### EXERCISE SET:
(1) Answer these questions from the article on choosing marketing personalization technologies:
(a) How many martech companies were there in 2022?
(b) How much revenue can newsletter personalization add among retailers selling home goods and furniture?
(c) What does the light green bar in the collected data stand for?
(2) Write out a passage from the article on personalization technologies word for word, beginning at the words "So, how do you" and stopping after "longer than implementation.".
(3) Extend the article on choosing marketing personalization technologies, picking up after its final sentence.

### QUOTED PASSAGE:
▬▬▬▬▬▬

How to Choose Marketing Personalization Technologies Without Overwhelming Yourself
How to Choose Marketing Personalization Technologies Without Overwhelming Yourself
Personalization platforms are a new must-have for all businesses, but sometimes they look like a Christmas tree covered with decorations. To help everyone who has experienced this pain, here is a how-to guide for choosing a retail personalization platform.
In this article, I will share my opinion about why marketing personalization has become so popular, what principles should be followed when choosing a personalization platform, and what a typical decision tree might look like.
Why marketing personalization is so popular
Nobody likes spam and unnecessary offers. However, spam, robotexts, and robocalls will increase dramatically in 2023. If a store makes marketing at least a bit more human by remembering previous purchases and personalized messages, the customers’ attitude towards it changes. This approach is often called “human2human marketing” or “marketing with a human face.” This means: do not spam; do not pressure a buyer; help them make an informed choice based on personalization.
Below is the data I’ve collected on the added revenue from personalized campaigns among Mindbox clients. The dark green bar is the lowest added revenue among the companies in a particular industry. The light green bar is the highest one.
For example, newsletter personalization can add 3-16% in revenue among retailers selling home goods and furniture.
When brands realized the potential of personalization, the marketing tech sector exploded.
The number of martech companies increased from 150 in 2011 to 9.9 thousand in 2022.
There are now so many viable technologies to pick from, each with its own functions and merits.
So, how do you choose the right personalization technologies without losing your mind
Marketing personalization (automation) technology is a complex tool. Be ready for the fact that the preparation and selection of a platform will take longer than implementation.
Here are my top five tips for successful implementation:
- Formulate the implementation goal: a metric of success and expectations for it. Decide who will use the tool and if such people are in your company.
- Describe examples of scenarios for using the technology.
- Decide if you need customer data integration.
- Estimate the speed of implementation and changes.
- Estimate the ROI.

▬▬▬▬▬▬

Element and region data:
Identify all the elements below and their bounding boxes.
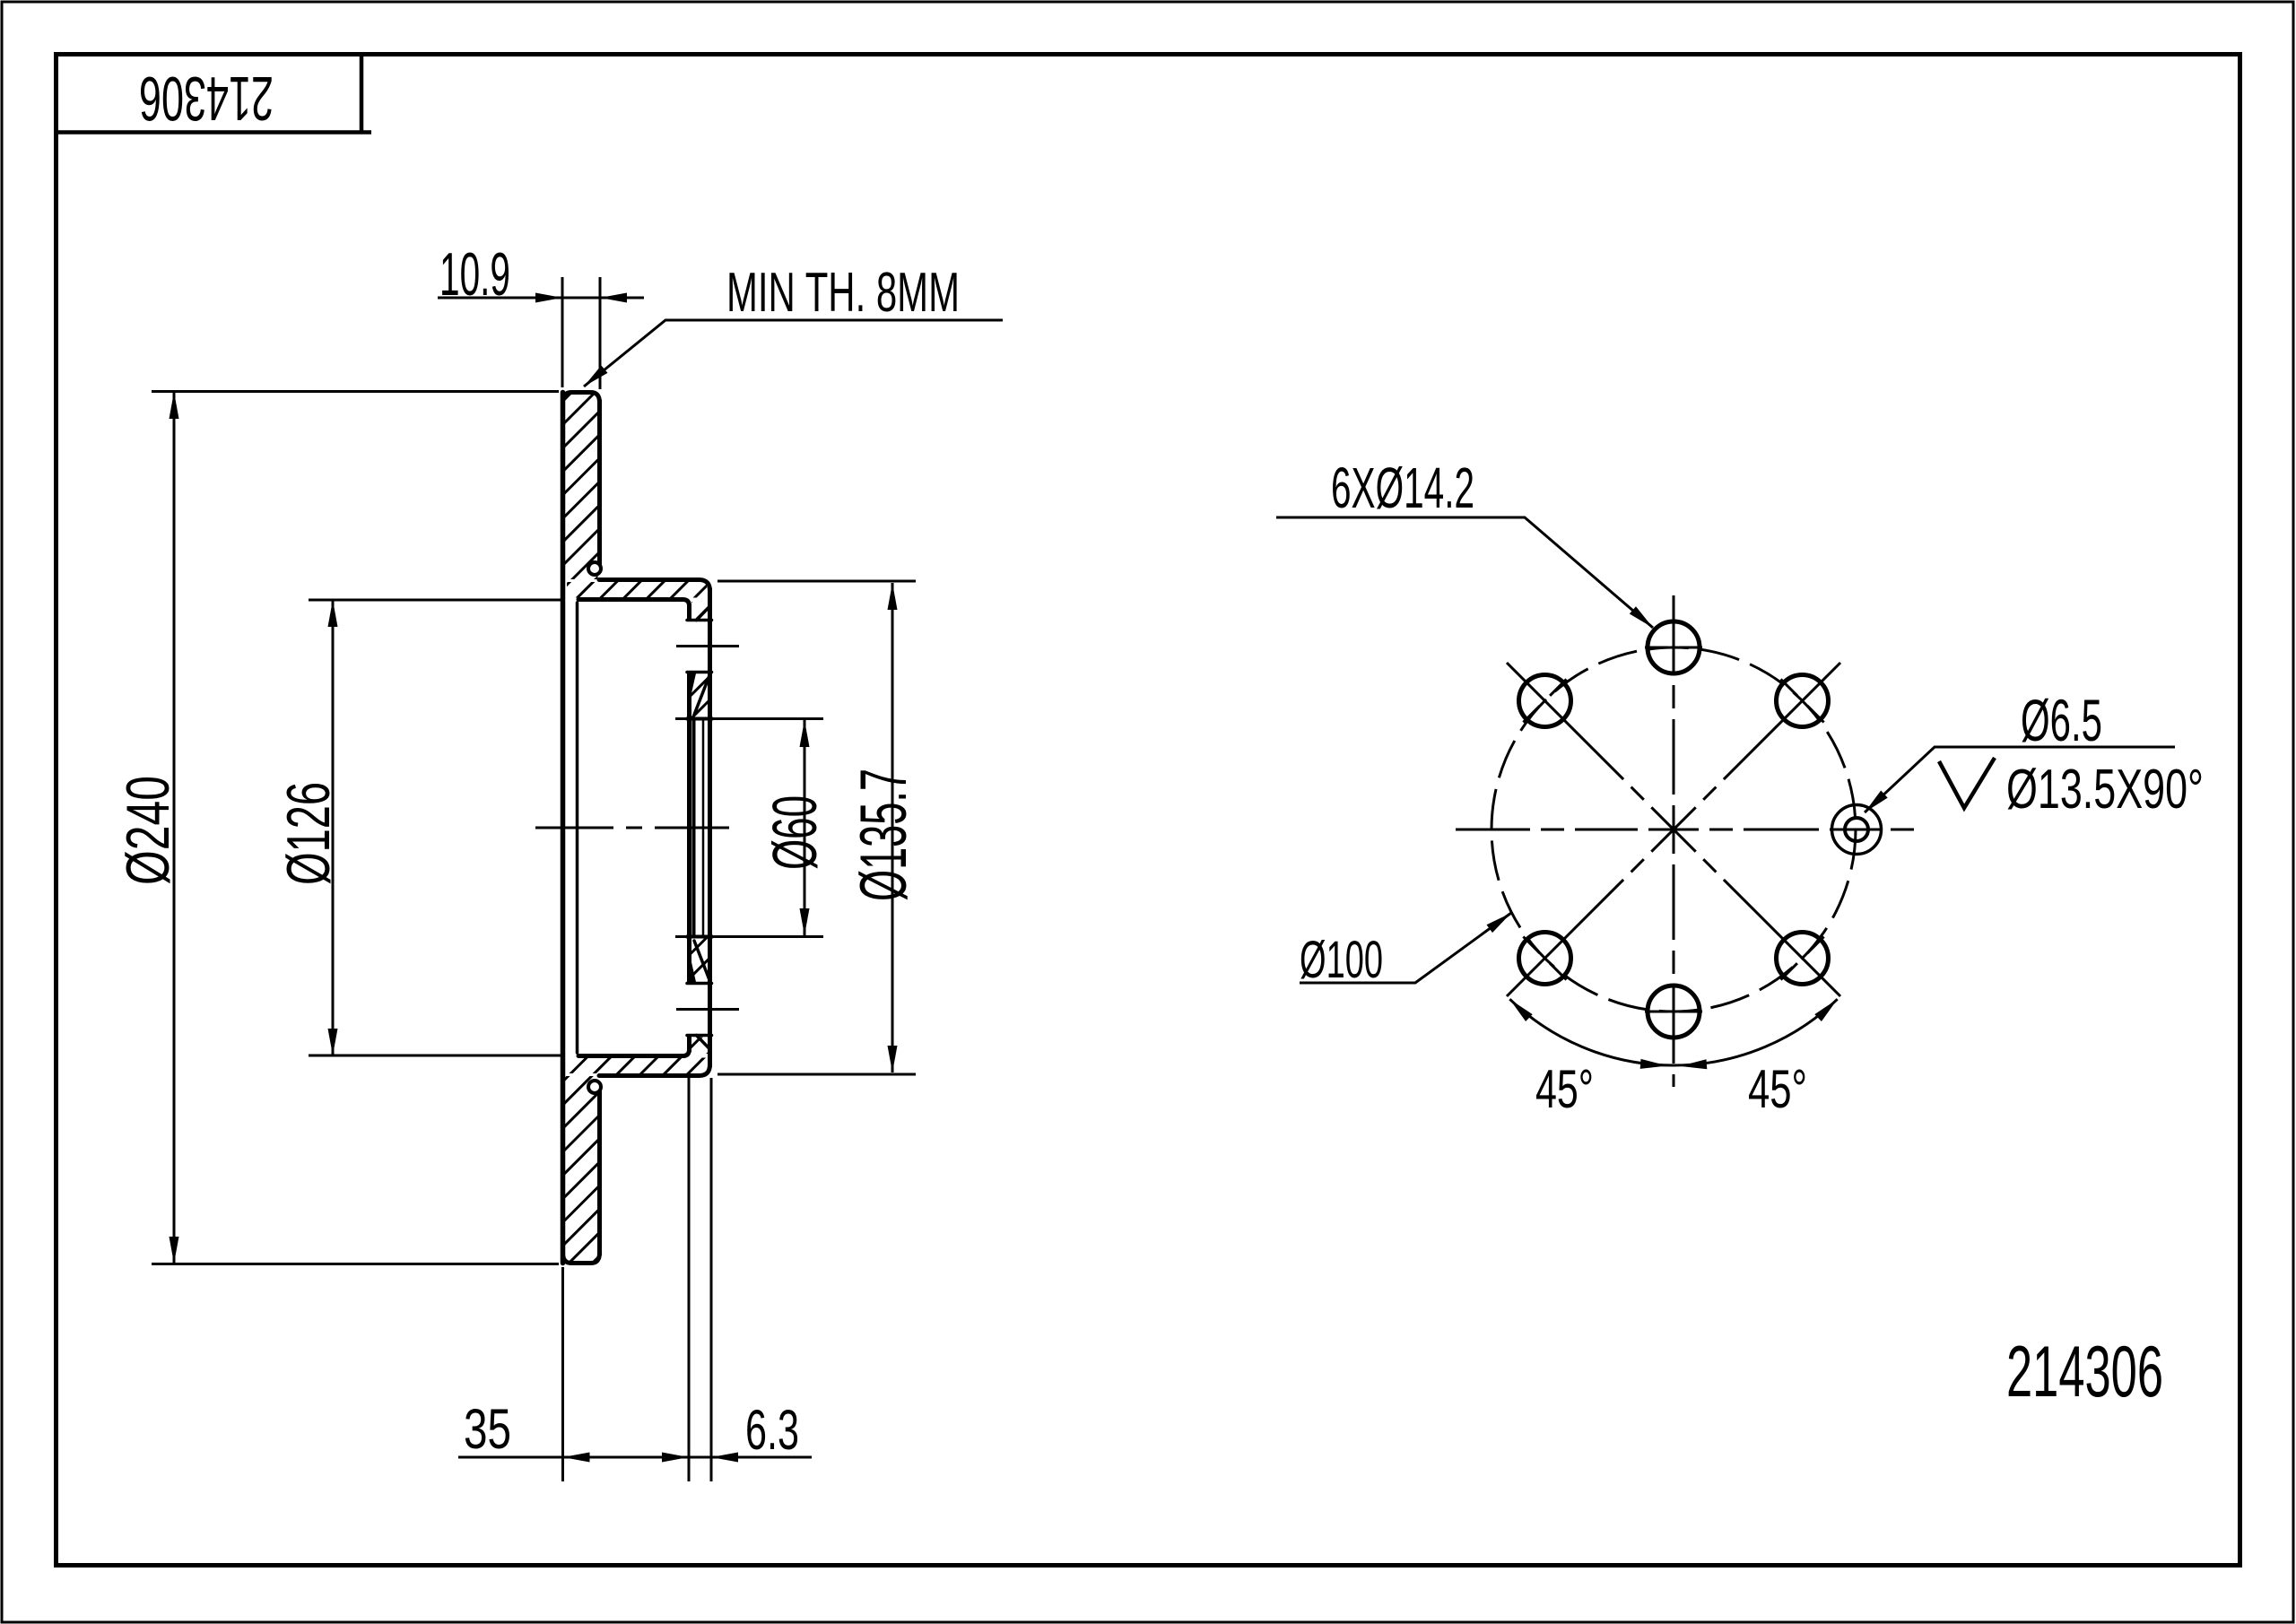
svg-text:Ø100: Ø100: [1300, 931, 1383, 989]
svg-text:Ø126: Ø126: [274, 782, 343, 885]
svg-text:214306: 214306: [139, 64, 274, 134]
hub inner face lower: [687, 1037, 691, 1051]
upper bolt hole axis tick: [676, 645, 739, 647]
hub inner face mid-upper: [687, 674, 691, 982]
dim arrows left view: [170, 293, 898, 1463]
bolt hole upper: top edge: [687, 619, 712, 622]
svg-text:45°: 45°: [1748, 1059, 1807, 1119]
leader dia100: [1300, 913, 1511, 983]
section hatch: hat bottom wall: [567, 1058, 707, 1074]
section hatch: hat top wall: [567, 582, 707, 598]
45 deg dimension arc: [1509, 999, 1837, 1065]
dim 35 / 6.3 dimension line: [458, 1456, 812, 1459]
solid wedge above lower bolt hole: [687, 942, 696, 982]
svg-text:Ø6.5: Ø6.5: [2021, 687, 2102, 753]
section hatch: hub wall upper segment: [691, 602, 709, 619]
countersink circle dia13.5: [1832, 805, 1882, 855]
bolt hole lower: top edge: [687, 982, 712, 986]
section centerline (horizontal dash-dot): [535, 827, 729, 829]
undercut groove circle (top junction): [588, 562, 601, 575]
lower bolt hole axis tick: [676, 1008, 739, 1011]
dim 126 dimension line: [332, 600, 335, 1055]
bolt holes dia14.2: [1519, 621, 1829, 1038]
countersink V symbol: [1939, 758, 1995, 808]
svg-text:Ø60: Ø60: [760, 795, 830, 870]
solid wedge below upper bolt hole: [687, 673, 696, 713]
dim 10.9 dimension line: [438, 297, 644, 300]
svg-text:Ø240: Ø240: [114, 776, 182, 885]
svg-text:214306: 214306: [2006, 1332, 2163, 1412]
front view vertical centerline: [1673, 595, 1675, 1087]
front view leader arrows: [1487, 606, 1888, 1069]
front view horizontal centerline: [1456, 829, 1914, 831]
hat top wall outer line with corner fillet: [599, 580, 710, 592]
dim 240 dimension line: [173, 392, 176, 1264]
band outer face (left, full height): [561, 393, 566, 1264]
hat bottom wall outer line with corner fillet: [599, 1064, 710, 1076]
svg-text:MIN TH. 8MM: MIN TH. 8MM: [726, 262, 960, 324]
band inner face lower segment: [597, 1090, 602, 1255]
svg-text:Ø13.5X90°: Ø13.5X90°: [2006, 759, 2204, 821]
front view diagonal centerline NW-SE: [1507, 663, 1840, 996]
bore silhouette line 1: [692, 719, 696, 937]
dim 135.7 extension lines: [718, 581, 916, 1074]
hub outer face (right): [708, 589, 712, 1066]
band inner face upper segment: [597, 401, 602, 566]
bolt circle dia100 (dashed): [1492, 647, 1856, 1012]
section hatch: hub wall below bore: [691, 939, 709, 982]
leader 6X dia14.2: [1276, 517, 1653, 628]
section hatch: hub wall lower segment: [691, 1038, 709, 1055]
title box: [56, 54, 371, 133]
band top edge with rounded corners: [563, 393, 600, 404]
dim 10.9 extension lines: [562, 277, 600, 389]
svg-text:Ø135.7: Ø135.7: [848, 769, 920, 901]
svg-text:35: 35: [464, 1398, 511, 1461]
undercut groove circle (bottom junction): [588, 1081, 601, 1093]
bolt hole upper: bottom edge: [687, 671, 712, 674]
dim 135.7 dimension line: [891, 583, 894, 1073]
leader MIN TH. 8MM: [584, 320, 1003, 386]
dim 240 extension lines: [152, 392, 559, 1264]
hat bottom wall inner line with corner fillet: [578, 1049, 690, 1056]
svg-text:6.3: 6.3: [745, 1399, 799, 1462]
hat top wall inner line with corner fillet: [578, 600, 690, 607]
small hole dia6.5 at 3 oclock: [1845, 818, 1868, 841]
dim 35 and 6.3 extension lines: [563, 1078, 712, 1481]
band bottom edge with rounded corners: [563, 1253, 600, 1264]
leader dia6.5 countersink: [1865, 747, 2175, 812]
svg-text:45°: 45°: [1535, 1059, 1594, 1119]
section hatch: brake band lower: [565, 1076, 598, 1261]
hub recess edge (dia 126 cylinder): [576, 603, 579, 1053]
bolt hole upper: countersink chamfer lines: [694, 606, 710, 715]
bolt hole lower: bottom edge: [687, 1034, 712, 1038]
dim 60 extension lines: [675, 719, 823, 937]
dim 126 extension lines: [309, 600, 564, 1055]
front view diagonal centerline SW-NE: [1507, 663, 1840, 996]
bolt hole cross ticks: [1523, 647, 1823, 1012]
bore silhouette line 2: [702, 719, 705, 937]
hub inner face upper: [687, 604, 691, 619]
dim 60 dimension line: [804, 720, 806, 935]
svg-text:10.9: 10.9: [439, 240, 510, 308]
section hatch: hub wall above bore: [691, 674, 709, 717]
bolt hole lower: countersink chamfer lines: [694, 941, 710, 1049]
svg-text:6XØ14.2: 6XØ14.2: [1331, 456, 1474, 520]
centre bore top edge: [687, 717, 712, 721]
centre bore bottom edge: [687, 935, 712, 939]
section hatch: brake band upper: [565, 395, 598, 579]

▬▬▬▬▬▬

### RESULTS:
(1)
(a) 9.9 thousand
(b) 3-16%
(c) The highest added revenue among the companies in a particular industry

(2)
So, how do you choose the right personalization technologies without losing your mind
Marketing personalization (automation) technology is a complex tool. Be ready for the fact that the preparation and selection of a platform will take longer than implementation.

(3)
Principle 1. Formulate a metric of success and outline your expectations for it
The goal of platform implementation is the most important. If your team cannot agree on a clearly defined goal, you’ll never reach success. So it’s better to postpone the purchase of automation technology until everyone is aligned. Strong goals include success metrics, timelines, and a chain of responsibility that everyone agrees on.
Essential points about the metric
- Agree on the method of calculation. Make sure that it is challenging to simulate its achievement without seeing real benefits.
- Formulate expectations for the metric. A metric without expectations doesn’t work.
For example, the team implements a website personalization technology and makes a statement about success: Conversion has increased by 0.5%. What is this measured against? Is this a large or small amount?
Examples of bad or ineffective metrics
- Revenue growth from an email channel measured by Google Analytics’ last-click attribution model
This metric is easy to inflate: improve the campaign design and the number of emails sent. Sometimes this is precisely what is hidden behind flashy terms like “growth hacking.” You will receive more orders attributed to the email channel using this metric.
The reason for the apparent growth in this case is traffic redistribution. Customers will often visit the website using a link from an email with a new design rather than typing a URL or using a search engine.
The changes may not affect the turnover and marginality of the business.
- Share of customers who are members of the loyalty program or a higher average order value from members of the loyalty program
Real-life example: A chain of canteens inside business centers has implemented a loyalty program. Both metrics show excellent growth, but the company’s turnover and revenue are not increasing. Why is this happening?
The problem is that no new customers have appeared in the canteens since people from the outside simply cannot get there. The same employees from the same business centers continue to go to the canteens that they used to go to before. Only now, the audience has been divided into layers—people who spent more money registered in the loyalty program first. As a result, both metrics look rather good.
The number of program participants is growing, and the average check per participant is higher than for ordinary customers. However, there are no real benefits for the business. Moreover, there are drawbacks. The marginality of sales fell because regular customers began to buy at a discount.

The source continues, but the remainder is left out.